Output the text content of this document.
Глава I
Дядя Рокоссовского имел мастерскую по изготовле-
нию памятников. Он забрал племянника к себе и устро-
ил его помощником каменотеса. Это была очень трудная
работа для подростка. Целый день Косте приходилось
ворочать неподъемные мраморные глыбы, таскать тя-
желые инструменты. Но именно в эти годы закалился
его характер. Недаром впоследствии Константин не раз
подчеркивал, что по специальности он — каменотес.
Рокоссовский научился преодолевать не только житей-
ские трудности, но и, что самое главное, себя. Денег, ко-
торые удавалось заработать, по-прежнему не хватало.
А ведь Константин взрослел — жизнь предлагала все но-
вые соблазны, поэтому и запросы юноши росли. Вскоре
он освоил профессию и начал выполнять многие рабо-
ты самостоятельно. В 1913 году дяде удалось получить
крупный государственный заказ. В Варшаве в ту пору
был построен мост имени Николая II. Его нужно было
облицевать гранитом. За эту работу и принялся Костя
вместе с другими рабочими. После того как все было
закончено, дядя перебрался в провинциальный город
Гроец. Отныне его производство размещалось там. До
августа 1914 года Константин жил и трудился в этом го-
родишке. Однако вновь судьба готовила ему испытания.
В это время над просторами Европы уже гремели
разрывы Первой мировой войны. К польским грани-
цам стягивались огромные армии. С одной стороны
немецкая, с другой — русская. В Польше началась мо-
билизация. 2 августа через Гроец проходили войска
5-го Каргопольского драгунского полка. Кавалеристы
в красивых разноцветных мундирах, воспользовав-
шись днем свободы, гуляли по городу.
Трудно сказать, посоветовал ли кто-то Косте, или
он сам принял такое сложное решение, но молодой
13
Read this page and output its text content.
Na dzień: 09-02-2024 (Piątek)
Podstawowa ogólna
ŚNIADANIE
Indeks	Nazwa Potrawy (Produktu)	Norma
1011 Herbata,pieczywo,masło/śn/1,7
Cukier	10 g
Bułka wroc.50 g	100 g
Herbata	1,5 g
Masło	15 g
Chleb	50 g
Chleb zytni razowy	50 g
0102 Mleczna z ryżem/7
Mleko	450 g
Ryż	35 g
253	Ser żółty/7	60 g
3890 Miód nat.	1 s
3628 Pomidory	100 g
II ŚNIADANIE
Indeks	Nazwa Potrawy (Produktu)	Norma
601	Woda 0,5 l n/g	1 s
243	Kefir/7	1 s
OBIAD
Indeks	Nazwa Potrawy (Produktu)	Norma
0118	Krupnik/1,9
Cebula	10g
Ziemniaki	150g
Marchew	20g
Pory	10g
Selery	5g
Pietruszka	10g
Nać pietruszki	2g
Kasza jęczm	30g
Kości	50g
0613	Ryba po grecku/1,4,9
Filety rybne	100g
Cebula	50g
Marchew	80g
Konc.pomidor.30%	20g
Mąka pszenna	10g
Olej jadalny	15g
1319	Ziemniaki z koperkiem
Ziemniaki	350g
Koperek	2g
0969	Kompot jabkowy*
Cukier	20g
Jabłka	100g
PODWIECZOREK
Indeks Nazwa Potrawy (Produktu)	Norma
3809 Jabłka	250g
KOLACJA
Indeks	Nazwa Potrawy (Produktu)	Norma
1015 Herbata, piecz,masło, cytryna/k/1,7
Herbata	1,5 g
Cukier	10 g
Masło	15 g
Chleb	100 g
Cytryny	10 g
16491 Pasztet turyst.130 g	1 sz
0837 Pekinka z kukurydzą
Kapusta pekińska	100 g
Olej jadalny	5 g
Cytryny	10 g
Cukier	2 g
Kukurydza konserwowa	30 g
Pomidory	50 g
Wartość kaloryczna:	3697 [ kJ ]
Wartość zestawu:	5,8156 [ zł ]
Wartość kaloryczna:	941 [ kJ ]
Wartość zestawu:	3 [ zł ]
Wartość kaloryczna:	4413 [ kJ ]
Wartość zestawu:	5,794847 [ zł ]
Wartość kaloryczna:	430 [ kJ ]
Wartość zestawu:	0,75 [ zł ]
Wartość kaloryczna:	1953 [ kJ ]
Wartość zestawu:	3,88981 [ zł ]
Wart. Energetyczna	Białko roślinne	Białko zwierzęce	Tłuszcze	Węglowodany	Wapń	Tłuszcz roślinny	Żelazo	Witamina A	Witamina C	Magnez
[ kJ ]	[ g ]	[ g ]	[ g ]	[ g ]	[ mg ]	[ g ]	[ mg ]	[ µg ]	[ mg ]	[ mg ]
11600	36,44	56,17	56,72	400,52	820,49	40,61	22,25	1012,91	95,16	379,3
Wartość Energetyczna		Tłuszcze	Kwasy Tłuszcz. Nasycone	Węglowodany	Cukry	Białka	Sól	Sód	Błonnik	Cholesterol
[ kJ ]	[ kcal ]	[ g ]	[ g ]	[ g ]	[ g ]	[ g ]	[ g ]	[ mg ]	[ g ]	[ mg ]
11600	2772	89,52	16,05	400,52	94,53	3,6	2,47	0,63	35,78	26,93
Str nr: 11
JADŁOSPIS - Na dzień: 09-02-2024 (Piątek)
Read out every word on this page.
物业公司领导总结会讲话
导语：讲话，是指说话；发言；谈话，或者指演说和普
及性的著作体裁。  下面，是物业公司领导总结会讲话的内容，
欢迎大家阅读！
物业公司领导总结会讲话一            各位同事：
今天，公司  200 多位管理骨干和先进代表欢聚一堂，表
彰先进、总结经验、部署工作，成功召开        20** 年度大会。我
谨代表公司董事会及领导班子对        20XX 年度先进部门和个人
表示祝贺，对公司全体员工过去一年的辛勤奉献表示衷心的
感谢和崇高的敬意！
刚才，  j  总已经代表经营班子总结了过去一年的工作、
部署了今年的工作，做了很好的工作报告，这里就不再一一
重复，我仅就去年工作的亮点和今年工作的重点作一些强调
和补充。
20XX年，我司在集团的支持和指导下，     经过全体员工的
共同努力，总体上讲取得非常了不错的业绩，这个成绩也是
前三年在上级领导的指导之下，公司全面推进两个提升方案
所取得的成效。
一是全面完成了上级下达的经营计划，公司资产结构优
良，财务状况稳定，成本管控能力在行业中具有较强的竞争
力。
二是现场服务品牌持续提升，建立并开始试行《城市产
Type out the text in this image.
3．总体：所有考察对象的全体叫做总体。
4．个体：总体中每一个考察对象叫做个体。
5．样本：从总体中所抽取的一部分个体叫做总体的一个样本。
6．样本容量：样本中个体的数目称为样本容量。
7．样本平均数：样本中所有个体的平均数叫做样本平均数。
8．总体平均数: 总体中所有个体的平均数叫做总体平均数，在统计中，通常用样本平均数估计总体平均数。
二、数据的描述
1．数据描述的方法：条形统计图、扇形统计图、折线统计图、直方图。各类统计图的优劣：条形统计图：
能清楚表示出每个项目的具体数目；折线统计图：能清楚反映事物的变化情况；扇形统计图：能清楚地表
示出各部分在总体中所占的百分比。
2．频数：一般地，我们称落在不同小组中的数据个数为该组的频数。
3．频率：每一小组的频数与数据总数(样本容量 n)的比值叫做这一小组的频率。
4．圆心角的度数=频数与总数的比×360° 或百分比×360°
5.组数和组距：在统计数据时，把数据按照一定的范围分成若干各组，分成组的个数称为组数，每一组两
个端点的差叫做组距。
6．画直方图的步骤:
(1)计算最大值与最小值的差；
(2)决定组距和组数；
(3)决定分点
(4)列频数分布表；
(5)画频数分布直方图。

-=-=-=-=-

## REQUIRED TASK
Output the lines above verbatim and in full.

## WRITTEN REPLY
Output the text content of this document.
Глава I
Дядя Рокоссовского имел мастерскую по изготовле-
нию памятников. Он забрал племянника к себе и устро-
ил его помощником каменотеса. Это была очень трудная
работа для подростка. Целый день Косте приходилось
ворочать неподъемные мраморные глыбы, таскать тя-
желые инструменты. Но именно в эти годы закалился
его характер. Недаром впоследствии Константин не раз
подчеркивал, что по специальности он — каменотес.
Рокоссовский научился преодолевать не только житей-
ские трудности, но и, что самое главное, себя. Денег, ко-
торые удавалось заработать, по-прежнему не хватало.
А ведь Константин взрослел — жизнь предлагала все но-
вые соблазны, поэтому и запросы юноши росли. Вскоре
он освоил профессию и начал выполнять многие рабо-
ты самостоятельно. В 1913 году дяде удалось получить
крупный государственный заказ. В Варшаве в ту пору
был построен мост имени Николая II. Его нужно было
облицевать гранитом. За эту работу и принялся Костя
вместе с другими рабочими. После того как все было
закончено, дядя перебрался в провинциальный город
Гроец. Отныне его производство размещалось там. До
августа 1914 года Константин жил и трудился в этом го-
родишке. Однако вновь судьба готовила ему испытания.
В это время над просторами Европы уже гремели
разрывы Первой мировой войны. К польским грани-
цам стягивались огромные армии. С одной стороны
немецкая, с другой — русская. В Польше началась мо-
билизация. 2 августа через Гроец проходили войска
5-го Каргопольского драгунского полка. Кавалеристы
в красивых разноцветных мундирах, воспользовав-
шись днем свободы, гуляли по городу.
Трудно сказать, посоветовал ли кто-то Косте, или
он сам принял такое сложное решение, но молодой
13
Read this page and output its text content.
Na dzień: 09-02-2024 (Piątek)
Podstawowa ogólna
ŚNIADANIE
Indeks	Nazwa Potrawy (Produktu)	Norma
1011 Herbata,pieczywo,masło/śn/1,7
Cukier	10 g
Bułka wroc.50 g	100 g
Herbata	1,5 g
Masło	15 g
Chleb	50 g
Chleb zytni razowy	50 g
0102 Mleczna z ryżem/7
Mleko	450 g
Ryż	35 g
253	Ser żółty/7	60 g
3890 Miód nat.	1 s
3628 Pomidory	100 g
II ŚNIADANIE
Indeks	Nazwa Potrawy (Produktu)	Norma
601	Woda 0,5 l n/g	1 s
243	Kefir/7	1 s
OBIAD
Indeks	Nazwa Potrawy (Produktu)	Norma
0118	Krupnik/1,9
Cebula	10g
Ziemniaki	150g
Marchew	20g
Pory	10g
Selery	5g
Pietruszka	10g
Nać pietruszki	2g
Kasza jęczm	30g
Kości	50g
0613	Ryba po grecku/1,4,9
Filety rybne	100g
Cebula	50g
Marchew	80g
Konc.pomidor.30%	20g
Mąka pszenna	10g
Olej jadalny	15g
1319	Ziemniaki z koperkiem
Ziemniaki	350g
Koperek	2g
0969	Kompot jabkowy*
Cukier	20g
Jabłka	100g
PODWIECZOREK
Indeks Nazwa Potrawy (Produktu)	Norma
3809 Jabłka	250g
KOLACJA
Indeks	Nazwa Potrawy (Produktu)	Norma
1015 Herbata, piecz,masło, cytryna/k/1,7
Herbata	1,5 g
Cukier	10 g
Masło	15 g
Chleb	100 g
Cytryny	10 g
16491 Pasztet turyst.130 g	1 sz
0837 Pekinka z kukurydzą
Kapusta pekińska	100 g
Olej jadalny	5 g
Cytryny	10 g
Cukier	2 g
Kukurydza konserwowa	30 g
Pomidory	50 g
Wartość kaloryczna:	3697 [ kJ ]
Wartość zestawu:	5,8156 [ zł ]
Wartość kaloryczna:	941 [ kJ ]
Wartość zestawu:	3 [ zł ]
Wartość kaloryczna:	4413 [ kJ ]
Wartość zestawu:	5,794847 [ zł ]
Wartość kaloryczna:	430 [ kJ ]
Wartość zestawu:	0,75 [ zł ]
Wartość kaloryczna:	1953 [ kJ ]
Wartość zestawu:	3,88981 [ zł ]
Wart. Energetyczna	Białko roślinne	Białko zwierzęce	Tłuszcze	Węglowodany	Wapń	Tłuszcz roślinny	Żelazo	Witamina A	Witamina C	Magnez
[ kJ ]	[ g ]	[ g ]	[ g ]	[ g ]	[ mg ]	[ g ]	[ mg ]	[ µg ]	[ mg ]	[ mg ]
11600	36,44	56,17	56,72	400,52	820,49	40,61	22,25	1012,91	95,16	379,3
Wartość Energetyczna		Tłuszcze	Kwasy Tłuszcz. Nasycone	Węglowodany	Cukry	Białka	Sól	Sód	Błonnik	Cholesterol
[ kJ ]	[ kcal ]	[ g ]	[ g ]	[ g ]	[ g ]	[ g ]	[ g ]	[ mg ]	[ g ]	[ mg ]
11600	2772	89,52	16,05	400,52	94,53	3,6	2,47	0,63	35,78	26,93
Str nr: 11
JADŁOSPIS - Na dzień: 09-02-2024 (Piątek)
Read out every word on this page.
物业公司领导总结会讲话
导语：讲话，是指说话；发言；谈话，或者指演说和普
及性的著作体裁。  下面，是物业公司领导总结会讲话的内容，
欢迎大家阅读！
物业公司领导总结会讲话一            各位同事：
今天，公司  200 多位管理骨干和先进代表欢聚一堂，表
彰先进、总结经验、部署工作，成功召开        20** 年度大会。我
谨代表公司董事会及领导班子对        20XX 年度先进部门和个人
表示祝贺，对公司全体员工过去一年的辛勤奉献表示衷心的
感谢和崇高的敬意！
刚才，  j  总已经代表经营班子总结了过去一年的工作、
部署了今年的工作，做了很好的工作报告，这里就不再一一
重复，我仅就去年工作的亮点和今年工作的重点作一些强调
和补充。
20XX年，我司在集团的支持和指导下，     经过全体员工的
共同努力，总体上讲取得非常了不错的业绩，这个成绩也是
前三年在上级领导的指导之下，公司全面推进两个提升方案
所取得的成效。
一是全面完成了上级下达的经营计划，公司资产结构优
良，财务状况稳定，成本管控能力在行业中具有较强的竞争
力。
二是现场服务品牌持续提升，建立并开始试行《城市产
Type out the text in this image.
3．总体：所有考察对象的全体叫做总体。
4．个体：总体中每一个考察对象叫做个体。
5．样本：从总体中所抽取的一部分个体叫做总体的一个样本。
6．样本容量：样本中个体的数目称为样本容量。
7．样本平均数：样本中所有个体的平均数叫做样本平均数。
8．总体平均数: 总体中所有个体的平均数叫做总体平均数，在统计中，通常用样本平均数估计总体平均数。
二、数据的描述
1．数据描述的方法：条形统计图、扇形统计图、折线统计图、直方图。各类统计图的优劣：条形统计图：
能清楚表示出每个项目的具体数目；折线统计图：能清楚反映事物的变化情况；扇形统计图：能清楚地表
示出各部分在总体中所占的百分比。
2．频数：一般地，我们称落在不同小组中的数据个数为该组的频数。
3．频率：每一小组的频数与数据总数(样本容量 n)的比值叫做这一小组的频率。
4．圆心角的度数=频数与总数的比×360° 或百分比×360°
5.组数和组距：在统计数据时，把数据按照一定的范围分成若干各组，分成组的个数称为组数，每一组两
个端点的差叫做组距。
6．画直方图的步骤:
(1)计算最大值与最小值的差；
(2)决定组距和组数；
(3)决定分点
(4)列频数分布表；
(5)画频数分布直方图。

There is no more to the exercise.